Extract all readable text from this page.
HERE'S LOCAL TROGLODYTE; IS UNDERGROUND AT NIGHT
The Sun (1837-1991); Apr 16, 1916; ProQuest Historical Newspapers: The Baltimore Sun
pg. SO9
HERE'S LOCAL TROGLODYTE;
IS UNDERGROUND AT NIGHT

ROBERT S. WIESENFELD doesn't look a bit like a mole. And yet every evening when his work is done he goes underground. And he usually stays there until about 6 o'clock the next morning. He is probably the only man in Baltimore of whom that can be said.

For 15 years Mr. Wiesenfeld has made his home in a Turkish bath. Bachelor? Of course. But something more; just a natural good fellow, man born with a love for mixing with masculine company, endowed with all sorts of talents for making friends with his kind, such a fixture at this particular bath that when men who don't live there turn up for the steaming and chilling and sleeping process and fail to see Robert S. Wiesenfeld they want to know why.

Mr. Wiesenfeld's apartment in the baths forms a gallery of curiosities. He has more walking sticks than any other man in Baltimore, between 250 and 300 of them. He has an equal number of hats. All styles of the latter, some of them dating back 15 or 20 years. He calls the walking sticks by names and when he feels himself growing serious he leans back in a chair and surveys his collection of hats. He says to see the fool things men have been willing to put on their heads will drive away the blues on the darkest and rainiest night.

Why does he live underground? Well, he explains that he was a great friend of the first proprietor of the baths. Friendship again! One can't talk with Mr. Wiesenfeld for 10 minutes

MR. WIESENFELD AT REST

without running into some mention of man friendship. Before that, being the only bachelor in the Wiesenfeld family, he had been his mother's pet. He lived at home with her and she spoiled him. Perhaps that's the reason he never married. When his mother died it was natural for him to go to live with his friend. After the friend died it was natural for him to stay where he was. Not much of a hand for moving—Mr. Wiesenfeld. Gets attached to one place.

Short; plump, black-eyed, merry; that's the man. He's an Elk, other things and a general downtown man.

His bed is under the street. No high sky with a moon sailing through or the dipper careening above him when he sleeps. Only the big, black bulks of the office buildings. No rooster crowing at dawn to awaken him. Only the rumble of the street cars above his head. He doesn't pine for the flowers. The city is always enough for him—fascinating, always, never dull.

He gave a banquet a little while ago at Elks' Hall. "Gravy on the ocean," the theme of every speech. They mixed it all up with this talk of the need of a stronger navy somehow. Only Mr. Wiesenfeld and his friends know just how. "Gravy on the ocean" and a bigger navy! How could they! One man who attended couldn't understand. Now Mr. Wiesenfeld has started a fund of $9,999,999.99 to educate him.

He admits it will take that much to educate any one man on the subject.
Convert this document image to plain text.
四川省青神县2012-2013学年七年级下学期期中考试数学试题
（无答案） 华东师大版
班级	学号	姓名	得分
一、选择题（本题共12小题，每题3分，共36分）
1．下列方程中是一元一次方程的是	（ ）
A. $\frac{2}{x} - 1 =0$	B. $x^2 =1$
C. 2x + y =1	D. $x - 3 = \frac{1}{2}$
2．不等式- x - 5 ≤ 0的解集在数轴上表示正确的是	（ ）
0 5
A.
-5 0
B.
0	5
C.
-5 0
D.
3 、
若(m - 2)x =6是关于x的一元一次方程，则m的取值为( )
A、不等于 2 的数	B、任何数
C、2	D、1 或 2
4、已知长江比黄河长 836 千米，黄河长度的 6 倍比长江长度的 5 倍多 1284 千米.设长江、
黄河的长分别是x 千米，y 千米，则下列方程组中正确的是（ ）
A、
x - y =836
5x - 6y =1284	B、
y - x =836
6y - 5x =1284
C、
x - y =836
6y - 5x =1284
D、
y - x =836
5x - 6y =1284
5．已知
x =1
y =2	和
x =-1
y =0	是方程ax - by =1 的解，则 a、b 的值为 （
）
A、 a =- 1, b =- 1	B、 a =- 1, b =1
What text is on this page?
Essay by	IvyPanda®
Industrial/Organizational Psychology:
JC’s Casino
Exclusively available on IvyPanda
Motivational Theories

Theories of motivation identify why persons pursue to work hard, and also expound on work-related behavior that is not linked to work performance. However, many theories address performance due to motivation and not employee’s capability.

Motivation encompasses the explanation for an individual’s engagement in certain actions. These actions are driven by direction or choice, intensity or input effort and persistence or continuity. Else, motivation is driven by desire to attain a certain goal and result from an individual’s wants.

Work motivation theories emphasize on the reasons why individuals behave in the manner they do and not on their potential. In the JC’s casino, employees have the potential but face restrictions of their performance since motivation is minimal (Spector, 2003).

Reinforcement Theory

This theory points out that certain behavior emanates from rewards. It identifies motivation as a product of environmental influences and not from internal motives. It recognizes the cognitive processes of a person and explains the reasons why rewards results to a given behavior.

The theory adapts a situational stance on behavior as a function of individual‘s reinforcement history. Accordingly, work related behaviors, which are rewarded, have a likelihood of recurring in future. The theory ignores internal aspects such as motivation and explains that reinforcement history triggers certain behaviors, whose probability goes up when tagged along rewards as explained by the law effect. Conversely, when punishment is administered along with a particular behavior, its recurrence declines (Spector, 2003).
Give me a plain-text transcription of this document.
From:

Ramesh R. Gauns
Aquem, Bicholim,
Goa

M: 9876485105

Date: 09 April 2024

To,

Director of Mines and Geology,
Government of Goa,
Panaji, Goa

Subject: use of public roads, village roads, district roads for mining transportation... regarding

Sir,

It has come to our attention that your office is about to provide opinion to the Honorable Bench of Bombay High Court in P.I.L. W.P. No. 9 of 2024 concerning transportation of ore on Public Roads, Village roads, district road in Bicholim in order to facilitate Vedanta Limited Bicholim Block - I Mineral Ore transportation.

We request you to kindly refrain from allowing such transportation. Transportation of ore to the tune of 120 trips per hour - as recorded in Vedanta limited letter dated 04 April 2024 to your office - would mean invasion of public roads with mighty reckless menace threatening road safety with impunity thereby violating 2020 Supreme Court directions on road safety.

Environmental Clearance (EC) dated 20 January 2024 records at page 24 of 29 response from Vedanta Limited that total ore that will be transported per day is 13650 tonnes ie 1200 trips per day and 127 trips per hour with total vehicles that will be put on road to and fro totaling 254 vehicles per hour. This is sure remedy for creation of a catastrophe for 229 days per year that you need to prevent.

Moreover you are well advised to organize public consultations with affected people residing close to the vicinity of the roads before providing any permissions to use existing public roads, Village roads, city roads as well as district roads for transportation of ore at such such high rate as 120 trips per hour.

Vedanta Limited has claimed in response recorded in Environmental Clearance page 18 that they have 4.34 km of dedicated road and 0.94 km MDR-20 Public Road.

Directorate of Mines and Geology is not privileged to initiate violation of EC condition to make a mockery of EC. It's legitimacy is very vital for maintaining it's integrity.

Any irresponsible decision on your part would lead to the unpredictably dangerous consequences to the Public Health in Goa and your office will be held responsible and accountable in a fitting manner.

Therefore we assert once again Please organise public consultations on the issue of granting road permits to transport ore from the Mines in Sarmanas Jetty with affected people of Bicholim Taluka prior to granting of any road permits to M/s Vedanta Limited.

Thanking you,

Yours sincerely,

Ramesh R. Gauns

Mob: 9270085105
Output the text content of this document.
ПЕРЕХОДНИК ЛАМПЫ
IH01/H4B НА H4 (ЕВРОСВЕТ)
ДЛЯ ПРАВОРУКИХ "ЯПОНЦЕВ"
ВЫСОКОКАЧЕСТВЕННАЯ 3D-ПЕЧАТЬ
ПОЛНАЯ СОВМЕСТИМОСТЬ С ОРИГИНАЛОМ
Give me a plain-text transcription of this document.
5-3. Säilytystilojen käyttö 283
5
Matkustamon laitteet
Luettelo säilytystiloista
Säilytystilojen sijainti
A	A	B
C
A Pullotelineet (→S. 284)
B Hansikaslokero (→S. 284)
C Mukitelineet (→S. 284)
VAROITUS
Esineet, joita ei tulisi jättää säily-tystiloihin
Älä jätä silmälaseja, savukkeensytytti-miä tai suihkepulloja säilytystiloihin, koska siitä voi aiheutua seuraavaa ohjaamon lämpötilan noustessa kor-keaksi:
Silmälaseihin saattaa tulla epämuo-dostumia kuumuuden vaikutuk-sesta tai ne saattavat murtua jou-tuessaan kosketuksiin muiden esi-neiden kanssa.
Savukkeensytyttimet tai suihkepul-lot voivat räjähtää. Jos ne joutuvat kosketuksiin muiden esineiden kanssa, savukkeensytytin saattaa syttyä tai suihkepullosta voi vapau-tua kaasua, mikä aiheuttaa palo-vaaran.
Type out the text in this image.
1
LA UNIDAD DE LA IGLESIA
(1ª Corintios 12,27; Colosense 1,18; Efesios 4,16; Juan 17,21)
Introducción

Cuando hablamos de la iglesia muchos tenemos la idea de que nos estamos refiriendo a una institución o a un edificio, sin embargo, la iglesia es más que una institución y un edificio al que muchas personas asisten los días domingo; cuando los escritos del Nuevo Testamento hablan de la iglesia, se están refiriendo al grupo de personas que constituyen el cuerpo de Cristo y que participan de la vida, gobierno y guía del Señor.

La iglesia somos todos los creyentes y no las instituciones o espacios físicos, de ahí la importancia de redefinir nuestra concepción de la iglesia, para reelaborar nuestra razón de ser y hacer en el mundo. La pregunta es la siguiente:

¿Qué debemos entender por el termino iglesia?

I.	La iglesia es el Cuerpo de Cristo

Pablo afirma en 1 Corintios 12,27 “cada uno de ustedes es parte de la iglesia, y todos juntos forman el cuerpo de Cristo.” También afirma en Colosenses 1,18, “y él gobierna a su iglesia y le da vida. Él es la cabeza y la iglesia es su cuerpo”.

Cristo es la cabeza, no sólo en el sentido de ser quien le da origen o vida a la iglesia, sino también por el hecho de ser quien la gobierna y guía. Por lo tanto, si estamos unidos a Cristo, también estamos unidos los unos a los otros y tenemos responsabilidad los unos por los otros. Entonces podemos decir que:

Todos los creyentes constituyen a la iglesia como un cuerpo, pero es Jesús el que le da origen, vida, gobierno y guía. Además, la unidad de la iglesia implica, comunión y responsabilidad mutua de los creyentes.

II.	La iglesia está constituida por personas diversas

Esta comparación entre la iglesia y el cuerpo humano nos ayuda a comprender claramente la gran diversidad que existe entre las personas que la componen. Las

################

From the entries above, copy every line where the word "cabeza" shows up.

Pablo afirma en 1 Corintios 12,27 “cada uno de ustedes es parte de la iglesia, y todos juntos forman el cuerpo de Cristo.” También afirma en Colosenses 1,18, “y él gobierna a su iglesia y le da vida. Él es la cabeza y la iglesia es su cuerpo”.
Cristo es la cabeza, no sólo en el sentido de ser quien le da origen o vida a la iglesia, sino también por el hecho de ser quien la gobierna y guía. Por lo tanto, si estamos unidos a Cristo, también estamos unidos los unos a los otros y tenemos responsabilidad los unos por los otros. Entonces podemos decir que:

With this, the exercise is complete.